--- Start of EXERCISE MATERIALS ---
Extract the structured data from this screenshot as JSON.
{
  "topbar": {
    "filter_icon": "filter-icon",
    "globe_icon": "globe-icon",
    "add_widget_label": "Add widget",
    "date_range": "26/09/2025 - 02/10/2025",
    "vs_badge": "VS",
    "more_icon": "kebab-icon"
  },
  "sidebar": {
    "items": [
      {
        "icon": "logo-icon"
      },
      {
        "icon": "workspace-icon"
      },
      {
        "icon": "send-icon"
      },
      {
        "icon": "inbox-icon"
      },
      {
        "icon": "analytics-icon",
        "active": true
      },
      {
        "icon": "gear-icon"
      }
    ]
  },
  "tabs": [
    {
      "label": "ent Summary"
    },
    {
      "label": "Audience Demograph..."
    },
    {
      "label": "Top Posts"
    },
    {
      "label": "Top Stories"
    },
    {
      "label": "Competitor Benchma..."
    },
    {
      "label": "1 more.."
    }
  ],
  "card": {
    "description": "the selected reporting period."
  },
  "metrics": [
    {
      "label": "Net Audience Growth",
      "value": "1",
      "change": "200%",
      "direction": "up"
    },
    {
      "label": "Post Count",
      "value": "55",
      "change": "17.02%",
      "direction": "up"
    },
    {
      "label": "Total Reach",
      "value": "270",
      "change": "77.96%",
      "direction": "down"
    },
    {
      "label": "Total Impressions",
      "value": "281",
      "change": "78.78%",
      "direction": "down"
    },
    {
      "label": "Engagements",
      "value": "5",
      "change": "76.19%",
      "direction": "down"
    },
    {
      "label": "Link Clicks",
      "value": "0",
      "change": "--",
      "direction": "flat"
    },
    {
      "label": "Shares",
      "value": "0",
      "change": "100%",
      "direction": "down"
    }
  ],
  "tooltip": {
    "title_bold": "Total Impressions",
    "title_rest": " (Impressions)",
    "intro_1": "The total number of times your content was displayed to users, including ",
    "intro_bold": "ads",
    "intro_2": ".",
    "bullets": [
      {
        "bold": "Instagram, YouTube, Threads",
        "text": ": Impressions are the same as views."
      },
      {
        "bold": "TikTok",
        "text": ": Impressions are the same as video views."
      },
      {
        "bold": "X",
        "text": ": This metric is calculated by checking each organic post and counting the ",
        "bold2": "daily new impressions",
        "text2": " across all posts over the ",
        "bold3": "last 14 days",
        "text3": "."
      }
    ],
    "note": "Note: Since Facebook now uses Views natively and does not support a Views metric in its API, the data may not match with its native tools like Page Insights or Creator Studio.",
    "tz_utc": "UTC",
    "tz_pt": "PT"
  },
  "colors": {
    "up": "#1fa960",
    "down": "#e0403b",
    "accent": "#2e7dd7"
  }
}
--- End of EXERCISE MATERIALS ---
GOAL: Print again each line of the listing above, exactly as it appears.

TASK OUTPUT:
Extract the structured data from this screenshot as JSON.
{
  "topbar": {
    "filter_icon": "filter-icon",
    "globe_icon": "globe-icon",
    "add_widget_label": "Add widget",
    "date_range": "26/09/2025 - 02/10/2025",
    "vs_badge": "VS",
    "more_icon": "kebab-icon"
  },
  "sidebar": {
    "items": [
      {
        "icon": "logo-icon"
      },
      {
        "icon": "workspace-icon"
      },
      {
        "icon": "send-icon"
      },
      {
        "icon": "inbox-icon"
      },
      {
        "icon": "analytics-icon",
        "active": true
      },
      {
        "icon": "gear-icon"
      }
    ]
  },
  "tabs": [
    {
      "label": "ent Summary"
    },
    {
      "label": "Audience Demograph..."
    },
    {
      "label": "Top Posts"
    },
    {
      "label": "Top Stories"
    },
    {
      "label": "Competitor Benchma..."
    },
    {
      "label": "1 more.."
    }
  ],
  "card": {
    "description": "the selected reporting period."
  },
  "metrics": [
    {
      "label": "Net Audience Growth",
      "value": "1",
      "change": "200%",
      "direction": "up"
    },
    {
      "label": "Post Count",
      "value": "55",
      "change": "17.02%",
      "direction": "up"
    },
    {
      "label": "Total Reach",
      "value": "270",
      "change": "77.96%",
      "direction": "down"
    },
    {
      "label": "Total Impressions",
      "value": "281",
      "change": "78.78%",
      "direction": "down"
    },
    {
      "label": "Engagements",
      "value": "5",
      "change": "76.19%",
      "direction": "down"
    },
    {
      "label": "Link Clicks",
      "value": "0",
      "change": "--",
      "direction": "flat"
    },
    {
      "label": "Shares",
      "value": "0",
      "change": "100%",
      "direction": "down"
    }
  ],
  "tooltip": {
    "title_bold": "Total Impressions",
    "title_rest": " (Impressions)",
    "intro_1": "The total number of times your content was displayed to users, including ",
    "intro_bold": "ads",
    "intro_2": ".",
    "bullets": [
      {
        "bold": "Instagram, YouTube, Threads",
        "text": ": Impressions are the same as views."
      },
      {
        "bold": "TikTok",
        "text": ": Impressions are the same as video views."
      },
      {
        "bold": "X",
        "text": ": This metric is calculated by checking each organic post and counting the ",
        "bold2": "daily new impressions",
        "text2": " across all posts over the ",
        "bold3": "last 14 days",
        "text3": "."
      }
    ],
    "note": "Note: Since Facebook now uses Views natively and does not support a Views metric in its API, the data may not match with its native tools like Page Insights or Creator Studio.",
    "tz_utc": "UTC",
    "tz_pt": "PT"
  },
  "colors": {
    "up": "#1fa960",
    "down": "#e0403b",
    "accent": "#2e7dd7"
  }
}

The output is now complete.